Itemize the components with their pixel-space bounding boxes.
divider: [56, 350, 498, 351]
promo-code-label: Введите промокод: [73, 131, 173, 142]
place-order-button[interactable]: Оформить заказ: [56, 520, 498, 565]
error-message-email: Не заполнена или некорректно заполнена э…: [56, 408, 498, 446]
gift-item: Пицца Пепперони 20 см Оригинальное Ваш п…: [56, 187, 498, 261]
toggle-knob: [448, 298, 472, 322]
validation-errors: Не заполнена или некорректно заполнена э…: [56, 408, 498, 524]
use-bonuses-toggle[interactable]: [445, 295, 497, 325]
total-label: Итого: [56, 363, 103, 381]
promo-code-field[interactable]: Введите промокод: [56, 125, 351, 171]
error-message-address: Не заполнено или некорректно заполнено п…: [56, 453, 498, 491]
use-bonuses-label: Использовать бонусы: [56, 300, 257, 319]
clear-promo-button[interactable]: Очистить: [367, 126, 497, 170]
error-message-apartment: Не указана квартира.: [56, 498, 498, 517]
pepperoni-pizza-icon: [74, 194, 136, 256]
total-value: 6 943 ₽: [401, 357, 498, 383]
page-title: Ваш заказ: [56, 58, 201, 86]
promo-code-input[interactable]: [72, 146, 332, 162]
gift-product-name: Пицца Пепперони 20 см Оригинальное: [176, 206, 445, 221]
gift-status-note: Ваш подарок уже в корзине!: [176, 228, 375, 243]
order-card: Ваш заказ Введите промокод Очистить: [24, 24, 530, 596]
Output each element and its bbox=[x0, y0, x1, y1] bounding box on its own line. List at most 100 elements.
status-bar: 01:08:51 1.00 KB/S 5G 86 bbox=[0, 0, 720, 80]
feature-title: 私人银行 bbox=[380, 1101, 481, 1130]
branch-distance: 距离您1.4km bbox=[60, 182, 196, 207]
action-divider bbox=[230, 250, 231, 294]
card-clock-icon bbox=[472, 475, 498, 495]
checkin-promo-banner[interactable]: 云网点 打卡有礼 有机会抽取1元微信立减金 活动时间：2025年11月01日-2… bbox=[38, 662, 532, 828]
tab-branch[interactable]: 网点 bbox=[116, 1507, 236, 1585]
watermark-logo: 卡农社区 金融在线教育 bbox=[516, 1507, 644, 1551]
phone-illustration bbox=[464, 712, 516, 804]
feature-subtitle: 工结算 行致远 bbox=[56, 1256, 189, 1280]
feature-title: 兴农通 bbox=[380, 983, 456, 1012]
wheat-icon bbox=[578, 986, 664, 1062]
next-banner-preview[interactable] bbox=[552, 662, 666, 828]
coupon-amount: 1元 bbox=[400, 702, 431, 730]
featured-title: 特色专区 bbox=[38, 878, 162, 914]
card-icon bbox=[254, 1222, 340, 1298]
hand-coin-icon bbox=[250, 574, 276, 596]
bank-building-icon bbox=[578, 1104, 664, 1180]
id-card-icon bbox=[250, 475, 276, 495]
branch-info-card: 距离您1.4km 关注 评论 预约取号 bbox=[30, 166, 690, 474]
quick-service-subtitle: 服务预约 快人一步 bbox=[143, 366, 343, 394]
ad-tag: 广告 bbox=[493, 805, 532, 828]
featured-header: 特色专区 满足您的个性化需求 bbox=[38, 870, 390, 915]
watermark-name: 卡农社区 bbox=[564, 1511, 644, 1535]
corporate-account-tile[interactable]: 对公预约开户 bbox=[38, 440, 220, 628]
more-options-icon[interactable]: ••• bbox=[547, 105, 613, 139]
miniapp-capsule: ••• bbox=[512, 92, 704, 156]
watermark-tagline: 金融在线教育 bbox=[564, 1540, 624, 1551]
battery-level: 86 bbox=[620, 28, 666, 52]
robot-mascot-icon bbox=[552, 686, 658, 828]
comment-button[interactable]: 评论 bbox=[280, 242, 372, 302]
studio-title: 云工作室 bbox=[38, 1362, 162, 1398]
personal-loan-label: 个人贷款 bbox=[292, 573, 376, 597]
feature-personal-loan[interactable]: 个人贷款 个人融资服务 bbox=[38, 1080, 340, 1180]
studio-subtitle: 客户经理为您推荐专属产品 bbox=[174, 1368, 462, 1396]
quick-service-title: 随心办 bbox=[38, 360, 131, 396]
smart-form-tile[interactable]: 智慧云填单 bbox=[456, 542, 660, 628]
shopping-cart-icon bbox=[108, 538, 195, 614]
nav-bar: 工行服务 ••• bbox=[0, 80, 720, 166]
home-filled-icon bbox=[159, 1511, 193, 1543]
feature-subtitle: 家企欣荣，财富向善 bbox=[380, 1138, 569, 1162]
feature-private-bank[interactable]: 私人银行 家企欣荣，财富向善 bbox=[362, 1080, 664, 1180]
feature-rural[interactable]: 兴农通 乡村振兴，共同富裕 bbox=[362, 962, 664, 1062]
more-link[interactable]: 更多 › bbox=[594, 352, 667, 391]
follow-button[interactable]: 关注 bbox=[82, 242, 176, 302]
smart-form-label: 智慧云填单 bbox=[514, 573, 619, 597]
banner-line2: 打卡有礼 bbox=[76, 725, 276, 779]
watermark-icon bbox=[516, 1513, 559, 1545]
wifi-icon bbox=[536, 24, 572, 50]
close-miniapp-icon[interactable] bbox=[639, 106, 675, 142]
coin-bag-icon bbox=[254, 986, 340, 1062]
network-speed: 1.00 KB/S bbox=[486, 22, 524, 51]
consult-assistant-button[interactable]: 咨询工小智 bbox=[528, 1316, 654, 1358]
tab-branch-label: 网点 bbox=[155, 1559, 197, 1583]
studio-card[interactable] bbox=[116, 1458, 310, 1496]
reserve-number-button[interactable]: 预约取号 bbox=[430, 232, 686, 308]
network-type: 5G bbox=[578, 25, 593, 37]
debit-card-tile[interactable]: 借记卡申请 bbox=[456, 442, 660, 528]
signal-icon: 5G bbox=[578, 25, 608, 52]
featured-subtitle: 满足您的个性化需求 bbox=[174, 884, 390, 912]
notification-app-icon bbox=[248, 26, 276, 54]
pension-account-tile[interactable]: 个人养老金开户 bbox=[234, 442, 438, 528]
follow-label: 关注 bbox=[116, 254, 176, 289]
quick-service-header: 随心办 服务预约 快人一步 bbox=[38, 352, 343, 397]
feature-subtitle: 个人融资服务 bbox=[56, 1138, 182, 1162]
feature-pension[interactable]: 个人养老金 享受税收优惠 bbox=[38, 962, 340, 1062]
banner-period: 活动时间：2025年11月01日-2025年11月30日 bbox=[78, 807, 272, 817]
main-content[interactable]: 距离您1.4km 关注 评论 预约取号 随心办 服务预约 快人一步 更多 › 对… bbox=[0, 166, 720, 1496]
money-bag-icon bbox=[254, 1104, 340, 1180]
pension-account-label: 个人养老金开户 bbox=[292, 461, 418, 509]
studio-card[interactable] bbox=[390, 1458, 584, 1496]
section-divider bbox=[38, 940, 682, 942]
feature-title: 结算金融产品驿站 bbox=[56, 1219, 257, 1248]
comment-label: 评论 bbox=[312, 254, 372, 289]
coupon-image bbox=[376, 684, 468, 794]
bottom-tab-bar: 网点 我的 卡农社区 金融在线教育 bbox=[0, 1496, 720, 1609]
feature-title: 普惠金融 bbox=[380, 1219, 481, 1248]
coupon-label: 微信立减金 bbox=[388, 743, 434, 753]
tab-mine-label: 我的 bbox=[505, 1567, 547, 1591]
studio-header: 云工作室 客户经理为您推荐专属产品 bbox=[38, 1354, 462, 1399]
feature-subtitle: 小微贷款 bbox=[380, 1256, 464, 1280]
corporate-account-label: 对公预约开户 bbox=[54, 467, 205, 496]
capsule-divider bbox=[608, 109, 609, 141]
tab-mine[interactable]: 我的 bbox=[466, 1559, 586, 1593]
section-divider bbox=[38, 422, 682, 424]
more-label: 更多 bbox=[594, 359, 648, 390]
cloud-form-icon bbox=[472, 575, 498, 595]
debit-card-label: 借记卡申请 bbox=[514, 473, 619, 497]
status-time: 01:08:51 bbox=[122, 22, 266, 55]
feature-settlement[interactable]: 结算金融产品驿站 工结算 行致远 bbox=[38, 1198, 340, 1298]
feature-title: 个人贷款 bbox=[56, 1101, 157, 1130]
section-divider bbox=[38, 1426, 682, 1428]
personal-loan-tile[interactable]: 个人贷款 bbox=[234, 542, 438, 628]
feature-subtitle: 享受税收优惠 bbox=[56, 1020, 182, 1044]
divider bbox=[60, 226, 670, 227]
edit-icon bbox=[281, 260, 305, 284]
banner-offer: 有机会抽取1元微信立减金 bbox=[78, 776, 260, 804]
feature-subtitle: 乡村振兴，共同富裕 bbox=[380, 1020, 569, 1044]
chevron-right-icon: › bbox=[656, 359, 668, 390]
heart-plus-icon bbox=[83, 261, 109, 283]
——
#### WHAT YOU WILL DO:
Find every line in the records that contains the string "coin", matching case exactly, and copy each of those lines in full.

#### EXPECTED ANSWER:
hand-coin-icon bbox=[250, 574, 276, 596]
coin-bag-icon bbox=[254, 986, 340, 1062]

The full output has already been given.